WHAT TO DO:
Write out only the lines from the line containing "What data populates" to the end of the listing below, both included, exactly as they stand. Drop the pictures.

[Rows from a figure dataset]
_ _ _ _ _
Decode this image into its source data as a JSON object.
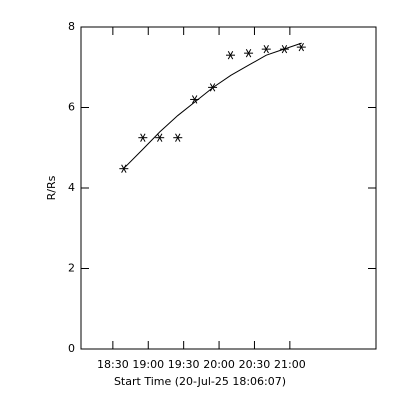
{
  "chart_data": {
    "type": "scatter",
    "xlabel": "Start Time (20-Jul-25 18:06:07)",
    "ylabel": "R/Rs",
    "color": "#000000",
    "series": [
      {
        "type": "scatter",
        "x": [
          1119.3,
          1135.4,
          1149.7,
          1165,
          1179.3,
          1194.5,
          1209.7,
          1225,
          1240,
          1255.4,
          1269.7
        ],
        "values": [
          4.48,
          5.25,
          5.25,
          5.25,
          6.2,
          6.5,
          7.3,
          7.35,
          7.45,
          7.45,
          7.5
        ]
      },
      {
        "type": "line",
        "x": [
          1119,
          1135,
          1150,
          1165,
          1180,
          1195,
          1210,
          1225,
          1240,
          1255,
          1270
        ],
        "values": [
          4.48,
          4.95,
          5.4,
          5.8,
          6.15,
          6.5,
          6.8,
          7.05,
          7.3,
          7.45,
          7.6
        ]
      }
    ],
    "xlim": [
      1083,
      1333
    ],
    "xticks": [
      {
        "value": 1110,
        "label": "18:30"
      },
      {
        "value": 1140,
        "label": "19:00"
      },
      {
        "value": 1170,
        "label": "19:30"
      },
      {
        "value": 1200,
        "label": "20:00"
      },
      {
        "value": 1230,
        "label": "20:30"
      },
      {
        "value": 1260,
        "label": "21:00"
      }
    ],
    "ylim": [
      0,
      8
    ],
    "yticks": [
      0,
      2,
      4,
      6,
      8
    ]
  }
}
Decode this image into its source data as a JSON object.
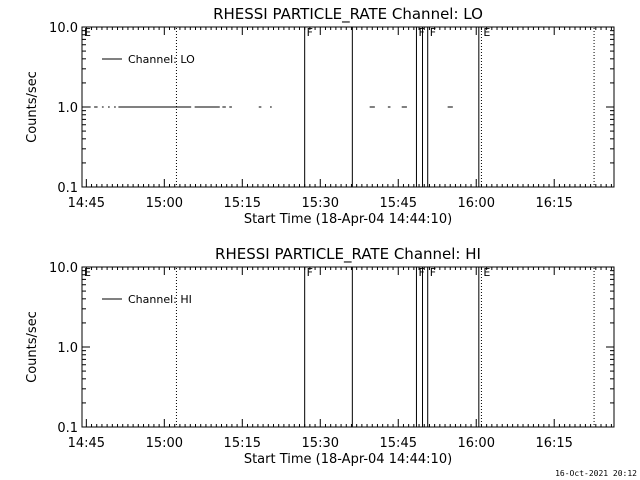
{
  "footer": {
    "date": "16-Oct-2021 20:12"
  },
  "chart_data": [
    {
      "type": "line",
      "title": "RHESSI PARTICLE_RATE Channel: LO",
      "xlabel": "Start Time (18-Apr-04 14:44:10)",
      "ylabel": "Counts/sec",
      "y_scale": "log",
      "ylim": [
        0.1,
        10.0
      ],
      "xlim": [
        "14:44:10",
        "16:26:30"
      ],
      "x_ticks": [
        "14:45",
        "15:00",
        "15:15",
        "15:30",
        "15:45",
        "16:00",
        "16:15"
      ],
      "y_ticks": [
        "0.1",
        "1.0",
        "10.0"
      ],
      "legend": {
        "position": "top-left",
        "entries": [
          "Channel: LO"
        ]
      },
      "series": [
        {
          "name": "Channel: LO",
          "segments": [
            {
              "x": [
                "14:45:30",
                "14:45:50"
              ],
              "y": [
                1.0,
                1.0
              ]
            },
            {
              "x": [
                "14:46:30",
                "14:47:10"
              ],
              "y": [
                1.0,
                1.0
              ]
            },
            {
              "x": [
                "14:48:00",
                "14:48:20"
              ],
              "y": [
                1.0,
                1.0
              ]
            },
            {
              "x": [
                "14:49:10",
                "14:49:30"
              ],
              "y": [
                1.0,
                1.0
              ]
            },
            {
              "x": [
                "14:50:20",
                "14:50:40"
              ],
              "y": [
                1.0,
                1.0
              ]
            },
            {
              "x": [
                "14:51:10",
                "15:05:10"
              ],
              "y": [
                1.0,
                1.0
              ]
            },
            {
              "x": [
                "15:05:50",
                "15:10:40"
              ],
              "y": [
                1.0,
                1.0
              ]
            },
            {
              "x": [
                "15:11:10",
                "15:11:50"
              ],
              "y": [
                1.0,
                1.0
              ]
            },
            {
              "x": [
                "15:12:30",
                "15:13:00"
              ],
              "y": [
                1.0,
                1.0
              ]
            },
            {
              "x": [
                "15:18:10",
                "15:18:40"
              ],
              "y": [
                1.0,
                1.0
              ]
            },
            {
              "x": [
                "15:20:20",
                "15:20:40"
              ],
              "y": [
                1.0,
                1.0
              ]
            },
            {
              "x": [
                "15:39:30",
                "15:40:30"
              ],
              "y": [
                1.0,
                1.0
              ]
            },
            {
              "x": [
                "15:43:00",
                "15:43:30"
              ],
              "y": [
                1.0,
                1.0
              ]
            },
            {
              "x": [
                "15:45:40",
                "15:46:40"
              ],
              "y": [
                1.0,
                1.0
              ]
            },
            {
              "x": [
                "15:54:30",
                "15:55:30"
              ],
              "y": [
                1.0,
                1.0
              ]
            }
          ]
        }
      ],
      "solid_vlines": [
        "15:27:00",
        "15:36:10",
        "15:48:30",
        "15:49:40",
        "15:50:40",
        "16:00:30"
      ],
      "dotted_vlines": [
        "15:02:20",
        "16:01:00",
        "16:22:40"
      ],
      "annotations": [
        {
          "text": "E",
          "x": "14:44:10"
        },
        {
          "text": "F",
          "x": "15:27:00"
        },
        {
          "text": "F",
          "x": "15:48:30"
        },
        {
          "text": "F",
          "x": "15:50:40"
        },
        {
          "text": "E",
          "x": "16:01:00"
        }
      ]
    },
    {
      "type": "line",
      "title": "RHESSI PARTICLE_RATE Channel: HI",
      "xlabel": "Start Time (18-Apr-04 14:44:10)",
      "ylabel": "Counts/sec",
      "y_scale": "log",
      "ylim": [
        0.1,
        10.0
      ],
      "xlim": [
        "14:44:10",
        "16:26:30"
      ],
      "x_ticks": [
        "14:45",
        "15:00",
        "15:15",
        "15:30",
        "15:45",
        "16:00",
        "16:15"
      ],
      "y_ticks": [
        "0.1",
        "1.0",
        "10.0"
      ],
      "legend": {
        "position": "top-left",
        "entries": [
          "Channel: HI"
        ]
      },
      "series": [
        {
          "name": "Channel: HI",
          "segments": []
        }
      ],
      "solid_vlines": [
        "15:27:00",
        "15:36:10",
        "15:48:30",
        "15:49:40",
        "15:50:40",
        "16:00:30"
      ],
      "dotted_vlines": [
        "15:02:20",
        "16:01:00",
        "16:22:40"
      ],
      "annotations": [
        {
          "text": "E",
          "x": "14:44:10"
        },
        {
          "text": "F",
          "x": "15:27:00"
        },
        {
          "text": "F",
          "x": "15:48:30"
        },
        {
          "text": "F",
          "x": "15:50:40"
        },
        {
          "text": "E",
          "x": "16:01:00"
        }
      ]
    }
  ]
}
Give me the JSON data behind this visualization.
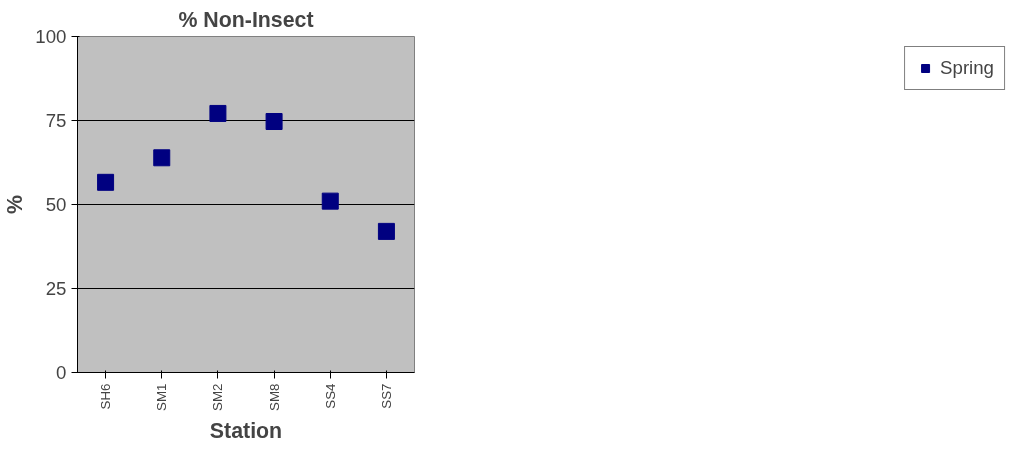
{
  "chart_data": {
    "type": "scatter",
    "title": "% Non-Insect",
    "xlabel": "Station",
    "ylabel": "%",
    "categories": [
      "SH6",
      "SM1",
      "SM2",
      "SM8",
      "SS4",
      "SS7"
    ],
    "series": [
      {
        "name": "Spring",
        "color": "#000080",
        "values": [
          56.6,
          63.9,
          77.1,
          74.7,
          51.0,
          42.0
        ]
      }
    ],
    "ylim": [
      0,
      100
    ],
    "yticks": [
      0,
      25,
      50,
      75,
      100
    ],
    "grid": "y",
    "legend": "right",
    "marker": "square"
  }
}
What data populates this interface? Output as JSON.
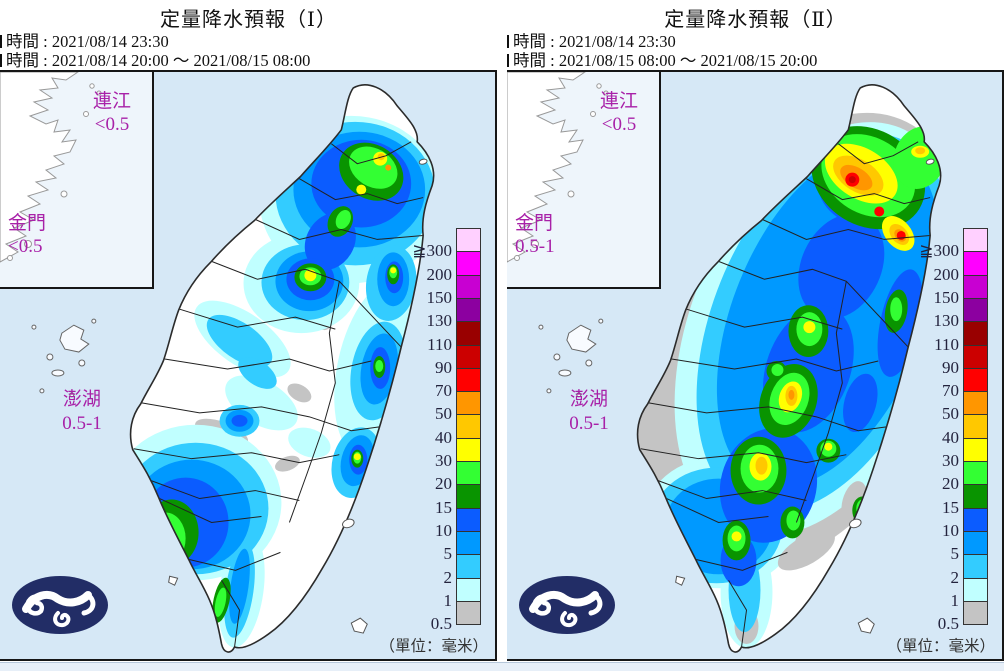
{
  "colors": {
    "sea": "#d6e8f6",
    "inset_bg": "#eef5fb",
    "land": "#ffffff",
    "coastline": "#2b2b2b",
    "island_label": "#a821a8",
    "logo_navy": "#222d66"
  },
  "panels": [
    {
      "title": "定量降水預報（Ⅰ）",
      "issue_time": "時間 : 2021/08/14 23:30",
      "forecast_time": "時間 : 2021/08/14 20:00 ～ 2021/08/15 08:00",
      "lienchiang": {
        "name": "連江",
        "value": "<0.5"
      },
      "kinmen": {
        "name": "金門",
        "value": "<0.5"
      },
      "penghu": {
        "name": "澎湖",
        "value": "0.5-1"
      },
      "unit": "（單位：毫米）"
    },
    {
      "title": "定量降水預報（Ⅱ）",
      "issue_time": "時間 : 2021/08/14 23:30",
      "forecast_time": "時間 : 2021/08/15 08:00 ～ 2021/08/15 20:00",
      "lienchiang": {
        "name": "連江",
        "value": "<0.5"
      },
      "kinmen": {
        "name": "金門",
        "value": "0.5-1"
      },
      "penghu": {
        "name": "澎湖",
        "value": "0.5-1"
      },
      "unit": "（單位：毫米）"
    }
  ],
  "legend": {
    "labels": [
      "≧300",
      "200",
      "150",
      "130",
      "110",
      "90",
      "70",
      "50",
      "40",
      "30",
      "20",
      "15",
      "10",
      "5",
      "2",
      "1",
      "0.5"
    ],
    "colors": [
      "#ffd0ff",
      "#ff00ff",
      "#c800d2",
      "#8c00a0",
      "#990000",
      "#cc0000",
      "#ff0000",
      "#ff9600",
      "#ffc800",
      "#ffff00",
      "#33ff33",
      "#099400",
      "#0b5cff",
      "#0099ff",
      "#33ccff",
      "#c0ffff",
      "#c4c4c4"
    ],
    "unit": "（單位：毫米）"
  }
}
_ _ _ _ _
ANSWER BELOW:
What data populates this interface? Output as JSON.
{
  "colors": {
    "sea": "#d6e8f6",
    "inset_bg": "#eef5fb",
    "land": "#ffffff",
    "coastline": "#2b2b2b",
    "island_label": "#a821a8",
    "logo_navy": "#222d66"
  },
  "panels": [
    {
      "title": "定量降水預報（Ⅰ）",
      "issue_time": "時間 : 2021/08/14 23:30",
      "forecast_time": "時間 : 2021/08/14 20:00 ～ 2021/08/15 08:00",
      "lienchiang": {
        "name": "連江",
        "value": "<0.5"
      },
      "kinmen": {
        "name": "金門",
        "value": "<0.5"
      },
      "penghu": {
        "name": "澎湖",
        "value": "0.5-1"
      },
      "unit": "（單位：毫米）"
    },
    {
      "title": "定量降水預報（Ⅱ）",
      "issue_time": "時間 : 2021/08/14 23:30",
      "forecast_time": "時間 : 2021/08/15 08:00 ～ 2021/08/15 20:00",
      "lienchiang": {
        "name": "連江",
        "value": "<0.5"
      },
      "kinmen": {
        "name": "金門",
        "value": "0.5-1"
      },
      "penghu": {
        "name": "澎湖",
        "value": "0.5-1"
      },
      "unit": "（單位：毫米）"
    }
  ],
  "legend": {
    "labels": [
      "≧300",
      "200",
      "150",
      "130",
      "110",
      "90",
      "70",
      "50",
      "40",
      "30",
      "20",
      "15",
      "10",
      "5",
      "2",
      "1",
      "0.5"
    ],
    "colors": [
      "#ffd0ff",
      "#ff00ff",
      "#c800d2",
      "#8c00a0",
      "#990000",
      "#cc0000",
      "#ff0000",
      "#ff9600",
      "#ffc800",
      "#ffff00",
      "#33ff33",
      "#099400",
      "#0b5cff",
      "#0099ff",
      "#33ccff",
      "#c0ffff",
      "#c4c4c4"
    ],
    "unit": "（單位：毫米）"
  }
}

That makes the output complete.